Task: Take the records underneath and set them down exactly.

Stored data
* BEGIN *

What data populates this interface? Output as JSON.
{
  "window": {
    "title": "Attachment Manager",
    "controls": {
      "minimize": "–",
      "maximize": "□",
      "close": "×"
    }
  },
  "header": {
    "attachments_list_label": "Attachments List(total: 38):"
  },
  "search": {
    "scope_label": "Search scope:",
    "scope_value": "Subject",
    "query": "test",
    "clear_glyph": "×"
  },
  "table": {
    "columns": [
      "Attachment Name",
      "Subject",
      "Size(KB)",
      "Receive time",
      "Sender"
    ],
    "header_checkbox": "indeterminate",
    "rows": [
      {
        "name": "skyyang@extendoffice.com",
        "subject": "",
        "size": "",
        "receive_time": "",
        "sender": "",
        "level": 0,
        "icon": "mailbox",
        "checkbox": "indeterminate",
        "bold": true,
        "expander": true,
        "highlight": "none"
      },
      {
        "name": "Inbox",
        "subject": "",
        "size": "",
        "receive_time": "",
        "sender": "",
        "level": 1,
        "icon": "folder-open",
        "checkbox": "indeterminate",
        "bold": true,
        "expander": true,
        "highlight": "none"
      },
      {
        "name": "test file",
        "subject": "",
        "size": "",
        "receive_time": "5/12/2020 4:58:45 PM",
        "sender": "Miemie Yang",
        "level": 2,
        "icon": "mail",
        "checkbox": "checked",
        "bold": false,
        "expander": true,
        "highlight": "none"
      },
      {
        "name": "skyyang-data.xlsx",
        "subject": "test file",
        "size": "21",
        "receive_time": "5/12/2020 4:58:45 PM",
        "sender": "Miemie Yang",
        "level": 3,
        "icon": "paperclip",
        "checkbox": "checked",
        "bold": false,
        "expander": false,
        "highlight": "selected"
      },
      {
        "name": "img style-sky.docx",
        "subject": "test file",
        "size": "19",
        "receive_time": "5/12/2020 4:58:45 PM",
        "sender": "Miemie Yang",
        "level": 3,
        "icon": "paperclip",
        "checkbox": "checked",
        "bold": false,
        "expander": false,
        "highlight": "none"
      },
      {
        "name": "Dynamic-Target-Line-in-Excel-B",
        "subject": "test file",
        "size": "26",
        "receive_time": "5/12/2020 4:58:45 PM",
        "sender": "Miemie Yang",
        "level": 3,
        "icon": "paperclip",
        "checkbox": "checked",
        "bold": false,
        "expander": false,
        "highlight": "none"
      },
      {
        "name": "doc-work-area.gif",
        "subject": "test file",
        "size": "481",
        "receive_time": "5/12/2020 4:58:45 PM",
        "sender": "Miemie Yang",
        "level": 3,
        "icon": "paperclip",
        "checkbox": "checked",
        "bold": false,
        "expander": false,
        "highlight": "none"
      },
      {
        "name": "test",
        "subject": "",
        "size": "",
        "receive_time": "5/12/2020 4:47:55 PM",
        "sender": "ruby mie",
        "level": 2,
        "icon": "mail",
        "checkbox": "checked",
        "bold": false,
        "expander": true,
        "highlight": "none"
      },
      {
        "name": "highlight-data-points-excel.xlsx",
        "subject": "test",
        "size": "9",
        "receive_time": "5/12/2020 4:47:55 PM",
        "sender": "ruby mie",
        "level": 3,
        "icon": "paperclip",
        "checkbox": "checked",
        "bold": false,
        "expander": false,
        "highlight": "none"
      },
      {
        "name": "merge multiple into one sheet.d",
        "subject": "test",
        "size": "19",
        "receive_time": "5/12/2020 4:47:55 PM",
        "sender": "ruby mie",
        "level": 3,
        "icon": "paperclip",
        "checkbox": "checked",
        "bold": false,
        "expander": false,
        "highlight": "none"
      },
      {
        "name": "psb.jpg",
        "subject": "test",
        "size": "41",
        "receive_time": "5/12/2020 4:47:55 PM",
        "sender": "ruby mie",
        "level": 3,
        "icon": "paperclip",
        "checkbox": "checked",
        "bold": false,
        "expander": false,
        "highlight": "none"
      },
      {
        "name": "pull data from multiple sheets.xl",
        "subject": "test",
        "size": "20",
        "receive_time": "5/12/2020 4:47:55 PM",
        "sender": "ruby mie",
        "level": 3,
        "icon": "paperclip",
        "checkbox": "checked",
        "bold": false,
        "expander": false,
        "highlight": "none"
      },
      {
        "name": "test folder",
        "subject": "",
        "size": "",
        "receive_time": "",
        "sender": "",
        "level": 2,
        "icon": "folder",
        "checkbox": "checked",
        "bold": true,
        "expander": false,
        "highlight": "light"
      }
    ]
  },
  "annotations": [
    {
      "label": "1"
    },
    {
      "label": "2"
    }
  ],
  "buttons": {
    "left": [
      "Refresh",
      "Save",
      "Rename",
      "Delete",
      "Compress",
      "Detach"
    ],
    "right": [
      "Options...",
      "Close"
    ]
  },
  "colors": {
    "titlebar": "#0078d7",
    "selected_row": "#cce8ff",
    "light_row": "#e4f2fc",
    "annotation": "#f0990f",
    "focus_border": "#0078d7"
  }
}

* END *

Full solution:
What data populates this interface? Output as JSON.
{
  "window": {
    "title": "Attachment Manager",
    "controls": {
      "minimize": "–",
      "maximize": "□",
      "close": "×"
    }
  },
  "header": {
    "attachments_list_label": "Attachments List(total: 38):"
  },
  "search": {
    "scope_label": "Search scope:",
    "scope_value": "Subject",
    "query": "test",
    "clear_glyph": "×"
  },
  "table": {
    "columns": [
      "Attachment Name",
      "Subject",
      "Size(KB)",
      "Receive time",
      "Sender"
    ],
    "header_checkbox": "indeterminate",
    "rows": [
      {
        "name": "skyyang@extendoffice.com",
        "subject": "",
        "size": "",
        "receive_time": "",
        "sender": "",
        "level": 0,
        "icon": "mailbox",
        "checkbox": "indeterminate",
        "bold": true,
        "expander": true,
        "highlight": "none"
      },
      {
        "name": "Inbox",
        "subject": "",
        "size": "",
        "receive_time": "",
        "sender": "",
        "level": 1,
        "icon": "folder-open",
        "checkbox": "indeterminate",
        "bold": true,
        "expander": true,
        "highlight": "none"
      },
      {
        "name": "test file",
        "subject": "",
        "size": "",
        "receive_time": "5/12/2020 4:58:45 PM",
        "sender": "Miemie Yang",
        "level": 2,
        "icon": "mail",
        "checkbox": "checked",
        "bold": false,
        "expander": true,
        "highlight": "none"
      },
      {
        "name": "skyyang-data.xlsx",
        "subject": "test file",
        "size": "21",
        "receive_time": "5/12/2020 4:58:45 PM",
        "sender": "Miemie Yang",
        "level": 3,
        "icon": "paperclip",
        "checkbox": "checked",
        "bold": false,
        "expander": false,
        "highlight": "selected"
      },
      {
        "name": "img style-sky.docx",
        "subject": "test file",
        "size": "19",
        "receive_time": "5/12/2020 4:58:45 PM",
        "sender": "Miemie Yang",
        "level": 3,
        "icon": "paperclip",
        "checkbox": "checked",
        "bold": false,
        "expander": false,
        "highlight": "none"
      },
      {
        "name": "Dynamic-Target-Line-in-Excel-B",
        "subject": "test file",
        "size": "26",
        "receive_time": "5/12/2020 4:58:45 PM",
        "sender": "Miemie Yang",
        "level": 3,
        "icon": "paperclip",
        "checkbox": "checked",
        "bold": false,
        "expander": false,
        "highlight": "none"
      },
      {
        "name": "doc-work-area.gif",
        "subject": "test file",
        "size": "481",
        "receive_time": "5/12/2020 4:58:45 PM",
        "sender": "Miemie Yang",
        "level": 3,
        "icon": "paperclip",
        "checkbox": "checked",
        "bold": false,
        "expander": false,
        "highlight": "none"
      },
      {
        "name": "test",
        "subject": "",
        "size": "",
        "receive_time": "5/12/2020 4:47:55 PM",
        "sender": "ruby mie",
        "level": 2,
        "icon": "mail",
        "checkbox": "checked",
        "bold": false,
        "expander": true,
        "highlight": "none"
      },
      {
        "name": "highlight-data-points-excel.xlsx",
        "subject": "test",
        "size": "9",
        "receive_time": "5/12/2020 4:47:55 PM",
        "sender": "ruby mie",
        "level": 3,
        "icon": "paperclip",
        "checkbox": "checked",
        "bold": false,
        "expander": false,
        "highlight": "none"
      },
      {
        "name": "merge multiple into one sheet.d",
        "subject": "test",
        "size": "19",
        "receive_time": "5/12/2020 4:47:55 PM",
        "sender": "ruby mie",
        "level": 3,
        "icon": "paperclip",
        "checkbox": "checked",
        "bold": false,
        "expander": false,
        "highlight": "none"
      },
      {
        "name": "psb.jpg",
        "subject": "test",
        "size": "41",
        "receive_time": "5/12/2020 4:47:55 PM",
        "sender": "ruby mie",
        "level": 3,
        "icon": "paperclip",
        "checkbox": "checked",
        "bold": false,
        "expander": false,
        "highlight": "none"
      },
      {
        "name": "pull data from multiple sheets.xl",
        "subject": "test",
        "size": "20",
        "receive_time": "5/12/2020 4:47:55 PM",
        "sender": "ruby mie",
        "level": 3,
        "icon": "paperclip",
        "checkbox": "checked",
        "bold": false,
        "expander": false,
        "highlight": "none"
      },
      {
        "name": "test folder",
        "subject": "",
        "size": "",
        "receive_time": "",
        "sender": "",
        "level": 2,
        "icon": "folder",
        "checkbox": "checked",
        "bold": true,
        "expander": false,
        "highlight": "light"
      }
    ]
  },
  "annotations": [
    {
      "label": "1"
    },
    {
      "label": "2"
    }
  ],
  "buttons": {
    "left": [
      "Refresh",
      "Save",
      "Rename",
      "Delete",
      "Compress",
      "Detach"
    ],
    "right": [
      "Options...",
      "Close"
    ]
  },
  "colors": {
    "titlebar": "#0078d7",
    "selected_row": "#cce8ff",
    "light_row": "#e4f2fc",
    "annotation": "#f0990f",
    "focus_border": "#0078d7"
  }
}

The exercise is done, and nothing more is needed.